◆ **What you need to do**: Only the number is wanted: how many lines in the data contain "граждан"?

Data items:
::::

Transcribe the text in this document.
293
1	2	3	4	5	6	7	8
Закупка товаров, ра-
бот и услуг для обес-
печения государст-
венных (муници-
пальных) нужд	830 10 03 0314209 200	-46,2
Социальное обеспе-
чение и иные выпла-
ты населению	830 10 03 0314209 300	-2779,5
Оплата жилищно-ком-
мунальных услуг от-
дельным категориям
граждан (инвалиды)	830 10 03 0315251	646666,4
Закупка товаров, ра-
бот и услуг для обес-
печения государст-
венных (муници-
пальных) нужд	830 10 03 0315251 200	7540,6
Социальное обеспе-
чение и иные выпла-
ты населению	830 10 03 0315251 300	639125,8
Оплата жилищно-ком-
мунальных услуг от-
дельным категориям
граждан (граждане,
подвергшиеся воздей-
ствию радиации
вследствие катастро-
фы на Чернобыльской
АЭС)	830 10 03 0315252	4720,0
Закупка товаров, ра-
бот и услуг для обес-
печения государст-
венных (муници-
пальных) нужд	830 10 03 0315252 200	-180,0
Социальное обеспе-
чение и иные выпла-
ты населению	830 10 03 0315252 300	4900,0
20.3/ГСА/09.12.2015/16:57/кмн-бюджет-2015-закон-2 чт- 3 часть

::::

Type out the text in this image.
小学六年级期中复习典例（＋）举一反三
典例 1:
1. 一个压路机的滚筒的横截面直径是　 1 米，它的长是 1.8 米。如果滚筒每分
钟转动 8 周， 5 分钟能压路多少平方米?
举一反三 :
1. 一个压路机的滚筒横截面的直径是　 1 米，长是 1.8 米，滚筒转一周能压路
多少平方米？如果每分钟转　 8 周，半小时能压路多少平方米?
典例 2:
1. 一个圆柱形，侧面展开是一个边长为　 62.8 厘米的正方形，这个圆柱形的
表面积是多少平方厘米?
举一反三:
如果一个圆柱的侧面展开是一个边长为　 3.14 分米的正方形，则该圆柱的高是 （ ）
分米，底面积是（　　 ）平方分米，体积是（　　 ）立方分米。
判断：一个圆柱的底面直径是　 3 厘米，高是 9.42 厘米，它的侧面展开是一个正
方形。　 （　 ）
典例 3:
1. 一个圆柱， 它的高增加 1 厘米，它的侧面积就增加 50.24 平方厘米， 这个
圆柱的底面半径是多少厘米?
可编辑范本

::::

◆ **Response to the exercise**: 2